▶ **YOUR GOAL**: Look through the material and tally each line bearing the word "pseudo". Give only the total.

------------------------------------------------------------------------

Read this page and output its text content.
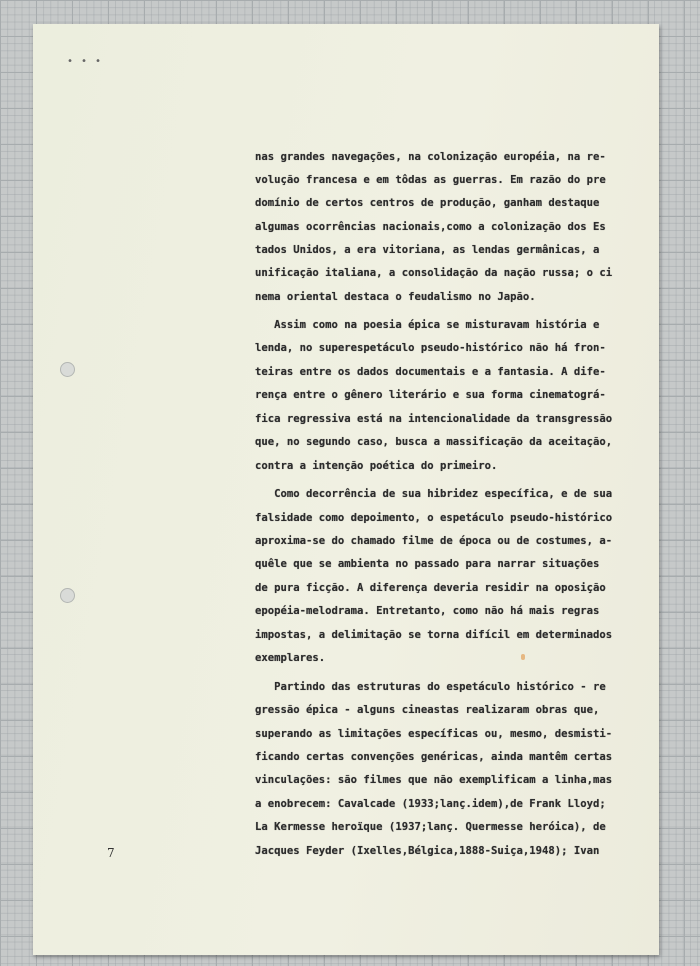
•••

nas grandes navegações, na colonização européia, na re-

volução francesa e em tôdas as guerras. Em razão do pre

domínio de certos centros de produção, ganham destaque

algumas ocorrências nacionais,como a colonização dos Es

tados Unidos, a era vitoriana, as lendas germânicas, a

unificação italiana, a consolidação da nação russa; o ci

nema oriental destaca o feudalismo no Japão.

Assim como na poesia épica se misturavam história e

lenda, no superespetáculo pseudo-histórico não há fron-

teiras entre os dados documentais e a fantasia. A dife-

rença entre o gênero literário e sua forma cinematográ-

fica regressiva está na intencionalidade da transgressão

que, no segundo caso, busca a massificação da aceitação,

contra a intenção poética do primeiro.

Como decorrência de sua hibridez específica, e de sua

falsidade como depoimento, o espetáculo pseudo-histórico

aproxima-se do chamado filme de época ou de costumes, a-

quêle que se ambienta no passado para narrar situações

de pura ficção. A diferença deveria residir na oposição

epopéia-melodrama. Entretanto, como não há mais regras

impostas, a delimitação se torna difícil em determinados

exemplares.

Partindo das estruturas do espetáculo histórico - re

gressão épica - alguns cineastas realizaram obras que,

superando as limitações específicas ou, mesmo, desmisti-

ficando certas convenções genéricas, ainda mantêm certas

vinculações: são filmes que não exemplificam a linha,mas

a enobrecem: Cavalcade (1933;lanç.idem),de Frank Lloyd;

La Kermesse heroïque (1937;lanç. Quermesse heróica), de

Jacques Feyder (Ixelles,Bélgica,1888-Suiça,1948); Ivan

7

------------------------------------------------------------------------

▶ **SOLVED EXERCISE**: 2